* BEGIN *

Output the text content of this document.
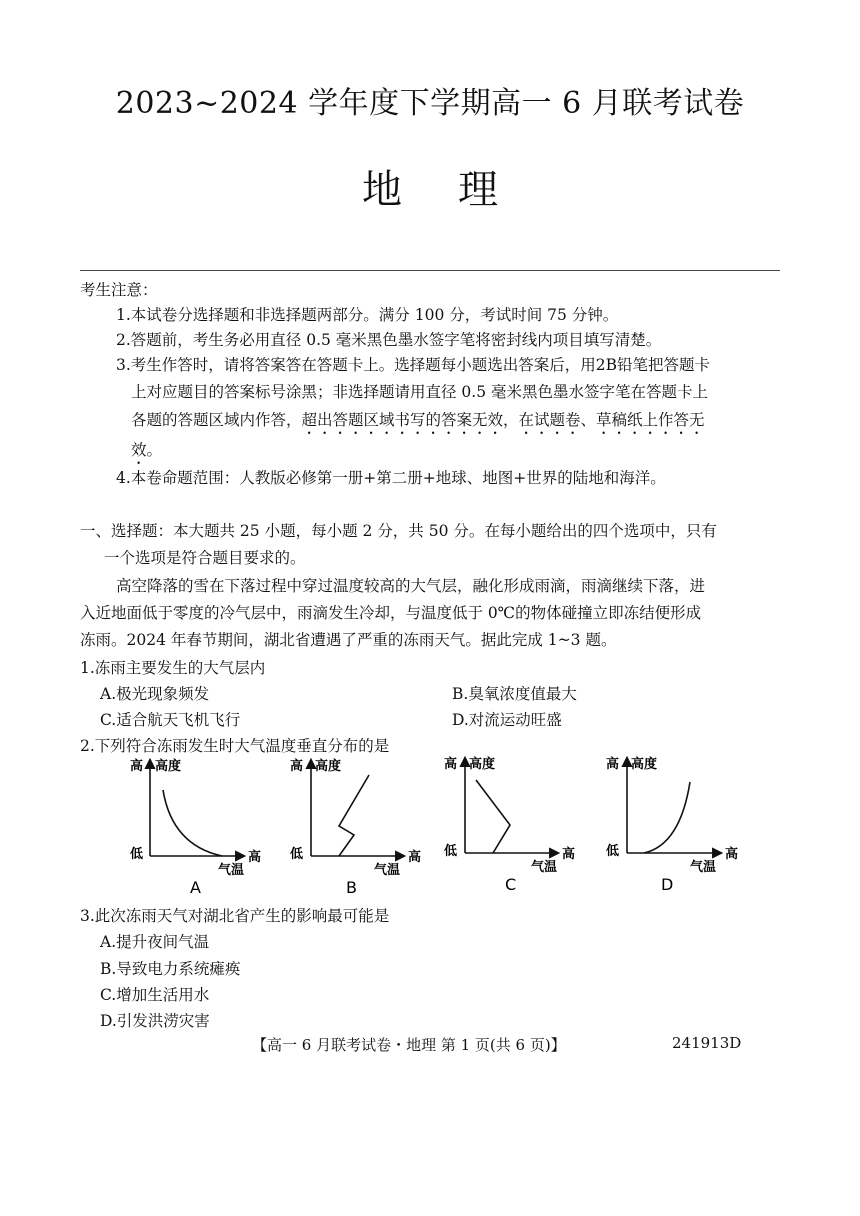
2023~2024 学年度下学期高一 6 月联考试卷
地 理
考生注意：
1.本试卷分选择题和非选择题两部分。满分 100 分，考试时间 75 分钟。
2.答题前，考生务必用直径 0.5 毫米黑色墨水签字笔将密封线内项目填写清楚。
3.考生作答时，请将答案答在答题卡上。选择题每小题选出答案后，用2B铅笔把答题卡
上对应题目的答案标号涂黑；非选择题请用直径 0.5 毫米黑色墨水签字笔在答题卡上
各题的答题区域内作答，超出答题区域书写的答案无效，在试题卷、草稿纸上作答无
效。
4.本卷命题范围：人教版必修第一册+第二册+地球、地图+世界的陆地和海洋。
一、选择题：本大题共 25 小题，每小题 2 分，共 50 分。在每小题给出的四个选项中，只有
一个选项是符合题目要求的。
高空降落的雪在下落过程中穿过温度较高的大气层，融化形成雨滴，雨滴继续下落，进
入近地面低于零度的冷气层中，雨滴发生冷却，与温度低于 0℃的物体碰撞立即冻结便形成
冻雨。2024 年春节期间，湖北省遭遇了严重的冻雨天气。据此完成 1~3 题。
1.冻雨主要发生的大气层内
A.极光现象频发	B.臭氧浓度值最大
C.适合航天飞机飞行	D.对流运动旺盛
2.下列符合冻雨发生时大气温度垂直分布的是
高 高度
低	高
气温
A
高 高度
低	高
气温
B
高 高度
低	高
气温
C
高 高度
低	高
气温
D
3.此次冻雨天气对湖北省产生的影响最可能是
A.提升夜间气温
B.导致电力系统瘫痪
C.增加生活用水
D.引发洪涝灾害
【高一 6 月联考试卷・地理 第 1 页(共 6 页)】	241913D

* END *
* BEGIN *

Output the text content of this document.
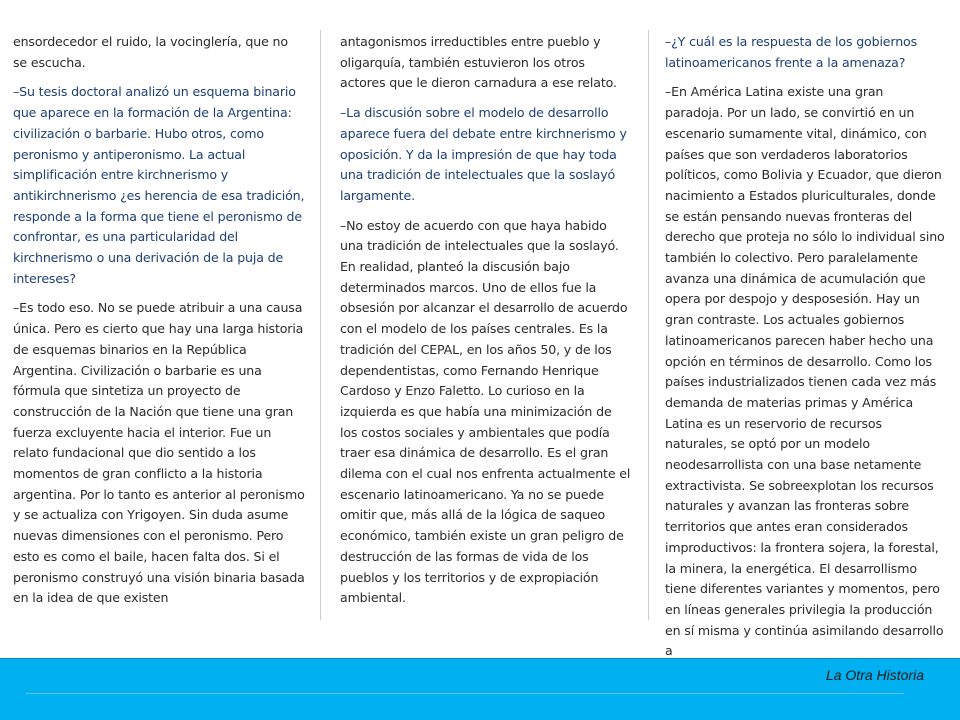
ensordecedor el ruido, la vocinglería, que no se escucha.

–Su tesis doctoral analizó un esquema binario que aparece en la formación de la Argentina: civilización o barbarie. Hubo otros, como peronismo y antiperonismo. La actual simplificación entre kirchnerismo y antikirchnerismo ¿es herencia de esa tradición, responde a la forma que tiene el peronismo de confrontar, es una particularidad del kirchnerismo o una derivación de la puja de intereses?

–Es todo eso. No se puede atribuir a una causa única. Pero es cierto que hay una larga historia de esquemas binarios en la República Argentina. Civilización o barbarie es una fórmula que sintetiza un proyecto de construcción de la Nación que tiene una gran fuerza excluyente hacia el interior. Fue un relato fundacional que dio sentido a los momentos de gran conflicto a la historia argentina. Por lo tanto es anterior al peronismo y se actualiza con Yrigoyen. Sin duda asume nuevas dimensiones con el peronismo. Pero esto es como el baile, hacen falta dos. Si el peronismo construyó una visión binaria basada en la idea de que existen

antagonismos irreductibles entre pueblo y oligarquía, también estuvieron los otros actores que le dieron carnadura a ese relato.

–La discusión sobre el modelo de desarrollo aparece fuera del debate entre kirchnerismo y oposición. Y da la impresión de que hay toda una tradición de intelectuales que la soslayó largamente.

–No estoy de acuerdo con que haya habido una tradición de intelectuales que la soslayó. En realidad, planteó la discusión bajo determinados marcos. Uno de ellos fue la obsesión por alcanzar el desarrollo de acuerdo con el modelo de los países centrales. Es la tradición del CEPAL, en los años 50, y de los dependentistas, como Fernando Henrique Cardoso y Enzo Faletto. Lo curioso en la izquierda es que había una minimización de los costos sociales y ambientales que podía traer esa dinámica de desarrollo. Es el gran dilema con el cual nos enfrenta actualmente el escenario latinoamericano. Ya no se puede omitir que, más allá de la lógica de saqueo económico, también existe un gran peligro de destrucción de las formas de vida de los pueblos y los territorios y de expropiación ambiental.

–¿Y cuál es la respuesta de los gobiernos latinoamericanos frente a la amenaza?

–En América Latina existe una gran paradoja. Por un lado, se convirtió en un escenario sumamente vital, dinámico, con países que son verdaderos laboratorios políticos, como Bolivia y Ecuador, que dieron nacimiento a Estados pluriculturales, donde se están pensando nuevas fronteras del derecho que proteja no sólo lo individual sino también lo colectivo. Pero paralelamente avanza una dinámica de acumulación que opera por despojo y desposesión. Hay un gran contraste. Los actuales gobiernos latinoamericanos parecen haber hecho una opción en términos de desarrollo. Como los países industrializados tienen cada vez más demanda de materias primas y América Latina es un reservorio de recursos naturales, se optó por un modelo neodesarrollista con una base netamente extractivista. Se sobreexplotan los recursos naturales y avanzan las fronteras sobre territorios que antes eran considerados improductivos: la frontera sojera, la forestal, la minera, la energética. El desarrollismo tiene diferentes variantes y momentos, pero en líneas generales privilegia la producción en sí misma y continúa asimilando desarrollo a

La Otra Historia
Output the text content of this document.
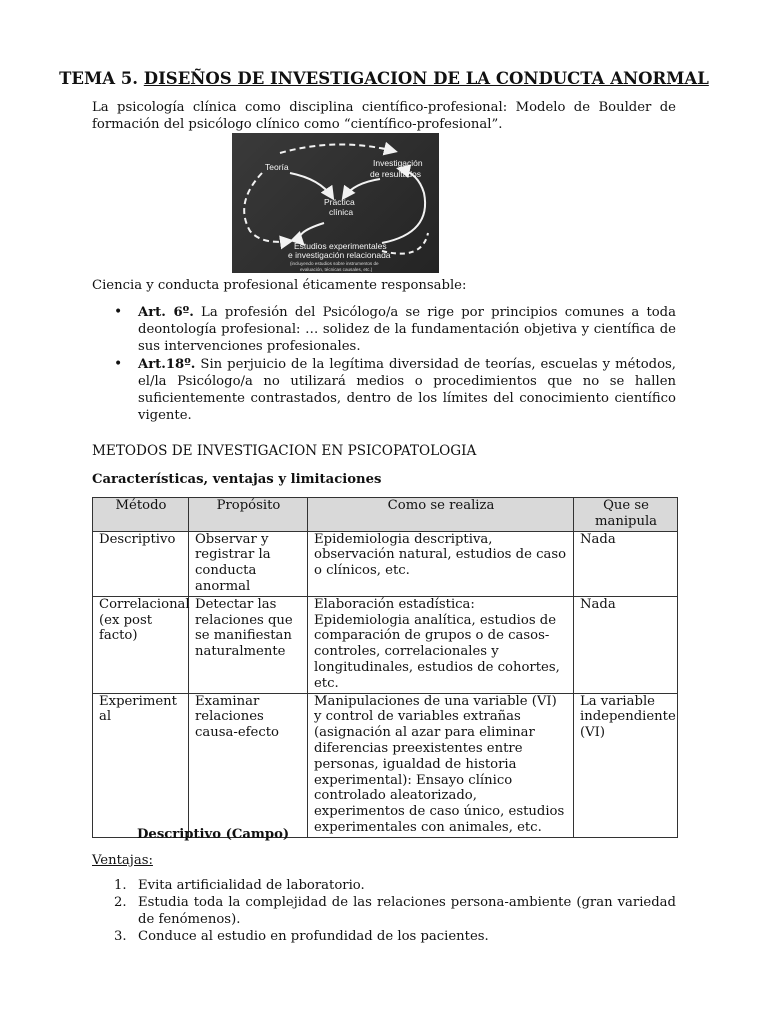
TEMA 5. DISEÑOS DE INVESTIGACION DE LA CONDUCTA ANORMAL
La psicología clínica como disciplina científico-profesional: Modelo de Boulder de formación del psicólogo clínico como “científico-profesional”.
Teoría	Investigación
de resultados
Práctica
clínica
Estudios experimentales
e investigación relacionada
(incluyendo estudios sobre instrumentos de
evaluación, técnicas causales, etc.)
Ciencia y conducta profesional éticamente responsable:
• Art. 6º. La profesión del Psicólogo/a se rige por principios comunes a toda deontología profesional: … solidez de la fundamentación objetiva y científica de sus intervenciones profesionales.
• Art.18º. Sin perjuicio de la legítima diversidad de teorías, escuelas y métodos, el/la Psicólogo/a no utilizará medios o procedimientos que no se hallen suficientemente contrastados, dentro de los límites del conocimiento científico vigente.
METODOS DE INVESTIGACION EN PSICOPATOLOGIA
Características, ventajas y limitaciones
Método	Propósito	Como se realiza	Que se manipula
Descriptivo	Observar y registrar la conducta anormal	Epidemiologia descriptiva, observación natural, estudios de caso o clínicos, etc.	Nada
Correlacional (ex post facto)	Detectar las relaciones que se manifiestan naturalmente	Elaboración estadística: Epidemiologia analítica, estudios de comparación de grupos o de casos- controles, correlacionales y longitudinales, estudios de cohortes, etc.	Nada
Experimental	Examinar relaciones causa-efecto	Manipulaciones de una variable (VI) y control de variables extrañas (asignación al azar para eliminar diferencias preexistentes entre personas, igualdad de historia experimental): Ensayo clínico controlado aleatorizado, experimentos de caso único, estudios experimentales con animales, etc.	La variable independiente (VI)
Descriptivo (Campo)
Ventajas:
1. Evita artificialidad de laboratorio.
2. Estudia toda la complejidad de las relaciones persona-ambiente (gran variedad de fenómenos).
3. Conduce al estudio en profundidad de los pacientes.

* END *

> _Work to complete_
Pull every line containing the word "otros" out of the material.

> _Task response_
–Su tesis doctoral analizó un esquema binario que aparece en la formación de la Argentina: civilización o barbarie. Hubo otros, como peronismo y antiperonismo. La actual simplificación entre kirchnerismo y antikirchnerismo ¿es herencia de esa tradición, responde a la forma que tiene el peronismo de confrontar, es una particularidad del kirchnerismo o una derivación de la puja de intereses?
antagonismos irreductibles entre pueblo y oligarquía, también estuvieron los otros actores que le dieron carnadura a ese relato.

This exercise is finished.